What is expected:
Every line that holds "neuen" should be shown.

Collected data entries:
___

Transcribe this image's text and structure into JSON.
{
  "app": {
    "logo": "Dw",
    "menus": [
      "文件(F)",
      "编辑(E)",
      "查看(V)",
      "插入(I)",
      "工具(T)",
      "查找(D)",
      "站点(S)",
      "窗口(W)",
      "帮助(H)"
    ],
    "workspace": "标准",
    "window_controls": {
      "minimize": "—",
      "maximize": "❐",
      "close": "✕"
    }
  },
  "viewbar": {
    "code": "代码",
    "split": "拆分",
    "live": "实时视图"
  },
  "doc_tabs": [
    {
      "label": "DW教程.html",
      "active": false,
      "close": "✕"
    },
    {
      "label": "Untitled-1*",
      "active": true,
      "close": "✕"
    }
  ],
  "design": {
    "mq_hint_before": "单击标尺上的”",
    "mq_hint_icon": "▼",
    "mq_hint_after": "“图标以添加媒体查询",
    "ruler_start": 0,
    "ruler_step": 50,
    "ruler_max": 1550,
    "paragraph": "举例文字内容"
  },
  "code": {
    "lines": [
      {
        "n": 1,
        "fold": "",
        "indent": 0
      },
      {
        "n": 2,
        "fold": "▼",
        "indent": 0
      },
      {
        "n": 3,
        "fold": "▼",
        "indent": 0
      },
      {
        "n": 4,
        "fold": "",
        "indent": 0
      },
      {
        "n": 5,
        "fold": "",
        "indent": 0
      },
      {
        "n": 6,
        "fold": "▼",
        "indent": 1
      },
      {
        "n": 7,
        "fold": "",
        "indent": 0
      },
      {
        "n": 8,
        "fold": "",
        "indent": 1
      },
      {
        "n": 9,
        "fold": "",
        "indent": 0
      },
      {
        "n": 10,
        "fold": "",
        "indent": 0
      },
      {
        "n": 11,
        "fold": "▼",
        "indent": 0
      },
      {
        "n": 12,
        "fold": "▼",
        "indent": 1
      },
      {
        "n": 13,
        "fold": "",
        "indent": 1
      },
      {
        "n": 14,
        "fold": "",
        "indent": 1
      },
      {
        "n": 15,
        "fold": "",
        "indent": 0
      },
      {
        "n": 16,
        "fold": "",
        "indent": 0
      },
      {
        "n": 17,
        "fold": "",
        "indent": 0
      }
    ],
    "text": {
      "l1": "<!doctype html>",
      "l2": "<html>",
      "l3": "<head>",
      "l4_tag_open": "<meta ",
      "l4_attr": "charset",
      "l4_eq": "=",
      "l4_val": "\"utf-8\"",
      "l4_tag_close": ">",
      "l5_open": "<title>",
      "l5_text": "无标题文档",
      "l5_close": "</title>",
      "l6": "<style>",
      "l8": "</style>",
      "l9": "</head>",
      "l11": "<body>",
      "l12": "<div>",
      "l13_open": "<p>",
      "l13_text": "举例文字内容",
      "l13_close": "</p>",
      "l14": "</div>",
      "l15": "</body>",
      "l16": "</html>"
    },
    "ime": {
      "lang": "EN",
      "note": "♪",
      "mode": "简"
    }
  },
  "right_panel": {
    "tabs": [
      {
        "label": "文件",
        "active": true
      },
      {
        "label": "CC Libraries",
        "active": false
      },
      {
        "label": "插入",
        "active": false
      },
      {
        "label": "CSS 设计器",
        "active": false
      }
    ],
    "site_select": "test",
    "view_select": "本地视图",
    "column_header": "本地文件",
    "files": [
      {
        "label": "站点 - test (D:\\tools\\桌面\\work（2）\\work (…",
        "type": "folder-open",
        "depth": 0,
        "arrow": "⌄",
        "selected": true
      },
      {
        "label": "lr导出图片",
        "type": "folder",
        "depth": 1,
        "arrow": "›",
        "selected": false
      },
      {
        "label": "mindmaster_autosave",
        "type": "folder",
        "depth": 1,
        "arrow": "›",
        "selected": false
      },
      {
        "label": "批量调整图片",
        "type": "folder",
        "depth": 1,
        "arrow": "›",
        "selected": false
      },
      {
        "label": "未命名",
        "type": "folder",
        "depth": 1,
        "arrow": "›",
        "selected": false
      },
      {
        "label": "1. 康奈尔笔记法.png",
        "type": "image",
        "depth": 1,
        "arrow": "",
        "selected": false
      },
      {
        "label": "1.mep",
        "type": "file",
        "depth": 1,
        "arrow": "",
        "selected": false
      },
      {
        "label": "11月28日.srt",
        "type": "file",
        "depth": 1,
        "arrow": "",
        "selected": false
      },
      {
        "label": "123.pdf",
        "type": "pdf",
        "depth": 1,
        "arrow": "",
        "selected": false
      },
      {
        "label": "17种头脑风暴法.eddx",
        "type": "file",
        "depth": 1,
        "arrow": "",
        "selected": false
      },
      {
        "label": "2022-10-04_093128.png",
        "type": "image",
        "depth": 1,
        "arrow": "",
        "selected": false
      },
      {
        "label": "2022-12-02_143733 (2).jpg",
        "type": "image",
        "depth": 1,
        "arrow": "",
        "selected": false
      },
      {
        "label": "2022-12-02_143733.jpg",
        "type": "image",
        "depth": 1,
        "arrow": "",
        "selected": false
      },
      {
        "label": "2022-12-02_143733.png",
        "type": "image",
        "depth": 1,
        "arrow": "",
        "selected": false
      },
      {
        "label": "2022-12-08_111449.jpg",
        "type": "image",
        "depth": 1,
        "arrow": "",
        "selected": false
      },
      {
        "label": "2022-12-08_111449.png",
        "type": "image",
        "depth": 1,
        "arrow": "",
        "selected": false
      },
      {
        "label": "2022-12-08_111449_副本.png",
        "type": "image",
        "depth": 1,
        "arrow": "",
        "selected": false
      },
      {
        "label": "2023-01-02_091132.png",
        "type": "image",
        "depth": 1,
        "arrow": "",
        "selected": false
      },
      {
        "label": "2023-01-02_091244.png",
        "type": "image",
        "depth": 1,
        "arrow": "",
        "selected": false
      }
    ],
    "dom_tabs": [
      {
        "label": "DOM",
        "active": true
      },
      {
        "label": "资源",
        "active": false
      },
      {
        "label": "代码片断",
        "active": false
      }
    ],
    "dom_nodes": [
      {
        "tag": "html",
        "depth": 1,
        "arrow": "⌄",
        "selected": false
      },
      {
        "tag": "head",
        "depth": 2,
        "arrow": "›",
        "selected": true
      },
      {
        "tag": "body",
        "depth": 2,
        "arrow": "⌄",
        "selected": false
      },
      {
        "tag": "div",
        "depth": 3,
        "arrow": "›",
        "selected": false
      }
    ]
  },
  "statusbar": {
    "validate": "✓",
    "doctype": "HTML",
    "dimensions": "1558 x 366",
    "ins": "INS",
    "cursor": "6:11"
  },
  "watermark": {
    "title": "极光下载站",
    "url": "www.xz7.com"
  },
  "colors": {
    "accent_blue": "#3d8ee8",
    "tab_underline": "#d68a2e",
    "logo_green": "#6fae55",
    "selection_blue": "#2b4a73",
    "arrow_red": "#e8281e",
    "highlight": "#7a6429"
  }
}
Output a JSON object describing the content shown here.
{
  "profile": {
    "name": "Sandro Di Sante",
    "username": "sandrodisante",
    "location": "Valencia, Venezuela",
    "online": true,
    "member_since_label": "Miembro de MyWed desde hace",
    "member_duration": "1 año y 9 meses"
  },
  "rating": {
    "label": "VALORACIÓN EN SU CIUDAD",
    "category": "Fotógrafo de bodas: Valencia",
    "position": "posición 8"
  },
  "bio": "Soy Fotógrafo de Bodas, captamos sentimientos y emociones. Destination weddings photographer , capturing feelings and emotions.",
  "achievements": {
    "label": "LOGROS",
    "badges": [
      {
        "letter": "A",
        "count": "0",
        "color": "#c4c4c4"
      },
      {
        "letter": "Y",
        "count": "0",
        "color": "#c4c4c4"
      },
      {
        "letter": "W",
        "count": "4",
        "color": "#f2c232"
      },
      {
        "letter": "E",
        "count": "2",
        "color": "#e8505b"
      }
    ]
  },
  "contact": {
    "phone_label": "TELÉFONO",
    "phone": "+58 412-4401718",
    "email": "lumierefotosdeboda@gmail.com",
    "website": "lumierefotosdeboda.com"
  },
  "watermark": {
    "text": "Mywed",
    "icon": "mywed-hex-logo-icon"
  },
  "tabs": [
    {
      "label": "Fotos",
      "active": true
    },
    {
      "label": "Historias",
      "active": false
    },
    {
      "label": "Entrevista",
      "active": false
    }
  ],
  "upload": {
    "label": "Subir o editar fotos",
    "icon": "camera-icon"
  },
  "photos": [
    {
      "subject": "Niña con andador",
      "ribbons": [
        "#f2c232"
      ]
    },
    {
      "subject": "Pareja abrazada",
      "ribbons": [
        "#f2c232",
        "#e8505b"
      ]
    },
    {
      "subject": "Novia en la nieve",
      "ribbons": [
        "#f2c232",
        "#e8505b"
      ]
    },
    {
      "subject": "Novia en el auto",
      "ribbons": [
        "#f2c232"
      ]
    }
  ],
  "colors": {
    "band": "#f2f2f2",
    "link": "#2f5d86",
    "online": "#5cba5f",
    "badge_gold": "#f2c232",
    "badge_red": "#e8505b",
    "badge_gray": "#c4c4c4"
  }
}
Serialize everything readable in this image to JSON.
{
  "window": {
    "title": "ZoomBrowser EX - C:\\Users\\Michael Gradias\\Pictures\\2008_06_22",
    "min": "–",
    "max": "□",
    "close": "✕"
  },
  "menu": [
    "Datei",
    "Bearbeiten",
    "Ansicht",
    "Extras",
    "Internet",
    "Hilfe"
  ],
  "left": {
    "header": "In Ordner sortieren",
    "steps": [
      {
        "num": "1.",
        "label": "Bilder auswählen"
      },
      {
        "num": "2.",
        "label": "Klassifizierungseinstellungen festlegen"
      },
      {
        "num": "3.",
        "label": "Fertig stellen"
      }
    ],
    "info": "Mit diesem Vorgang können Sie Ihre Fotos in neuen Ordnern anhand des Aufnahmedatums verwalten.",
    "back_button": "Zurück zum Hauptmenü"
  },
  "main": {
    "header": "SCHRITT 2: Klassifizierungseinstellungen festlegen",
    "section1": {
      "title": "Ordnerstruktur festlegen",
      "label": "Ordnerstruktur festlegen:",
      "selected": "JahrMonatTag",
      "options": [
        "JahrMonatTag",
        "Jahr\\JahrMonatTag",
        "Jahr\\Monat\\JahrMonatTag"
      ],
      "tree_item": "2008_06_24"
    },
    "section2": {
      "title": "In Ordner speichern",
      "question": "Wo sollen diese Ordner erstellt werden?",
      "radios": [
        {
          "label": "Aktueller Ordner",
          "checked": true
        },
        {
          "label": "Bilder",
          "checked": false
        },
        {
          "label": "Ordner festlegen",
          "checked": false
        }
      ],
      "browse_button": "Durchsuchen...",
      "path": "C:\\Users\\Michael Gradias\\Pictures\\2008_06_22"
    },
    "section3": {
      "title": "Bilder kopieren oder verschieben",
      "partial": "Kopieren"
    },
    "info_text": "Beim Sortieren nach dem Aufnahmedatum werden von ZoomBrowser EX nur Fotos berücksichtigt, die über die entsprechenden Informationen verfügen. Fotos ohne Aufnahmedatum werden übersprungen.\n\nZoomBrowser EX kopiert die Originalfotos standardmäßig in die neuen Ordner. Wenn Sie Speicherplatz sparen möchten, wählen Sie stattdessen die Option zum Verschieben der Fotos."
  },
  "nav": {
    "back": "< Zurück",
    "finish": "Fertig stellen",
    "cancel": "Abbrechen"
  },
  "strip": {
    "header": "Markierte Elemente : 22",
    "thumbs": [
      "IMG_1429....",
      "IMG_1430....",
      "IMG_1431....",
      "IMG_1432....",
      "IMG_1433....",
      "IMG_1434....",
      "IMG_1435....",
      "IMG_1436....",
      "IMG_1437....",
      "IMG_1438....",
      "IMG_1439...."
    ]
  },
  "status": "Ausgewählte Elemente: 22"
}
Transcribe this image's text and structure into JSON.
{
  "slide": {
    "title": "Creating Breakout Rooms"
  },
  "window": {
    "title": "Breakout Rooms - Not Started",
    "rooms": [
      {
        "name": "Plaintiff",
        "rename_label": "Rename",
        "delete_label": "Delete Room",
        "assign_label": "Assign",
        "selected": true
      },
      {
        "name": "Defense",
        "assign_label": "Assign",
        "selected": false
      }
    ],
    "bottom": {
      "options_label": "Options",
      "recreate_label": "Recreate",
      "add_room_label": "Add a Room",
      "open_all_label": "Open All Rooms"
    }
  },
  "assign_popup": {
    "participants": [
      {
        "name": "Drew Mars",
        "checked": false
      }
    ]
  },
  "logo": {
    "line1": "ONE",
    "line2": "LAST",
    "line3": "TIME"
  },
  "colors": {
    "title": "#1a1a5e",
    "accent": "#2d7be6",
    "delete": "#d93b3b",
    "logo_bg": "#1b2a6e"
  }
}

___

Solution:
    "info": "Mit diesem Vorgang können Sie Ihre Fotos in neuen Ordnern anhand des Aufnahmedatums verwalten.",
    "info_text": "Beim Sortieren nach dem Aufnahmedatum werden von ZoomBrowser EX nur Fotos berücksichtigt, die über die entsprechenden Informationen verfügen. Fotos ohne Aufnahmedatum werden übersprungen.\n\nZoomBrowser EX kopiert die Originalfotos standardmäßig in die neuen Ordner. Wenn Sie Speicherplatz sparen möchten, wählen Sie stattdessen die Option zum Verschieben der Fotos."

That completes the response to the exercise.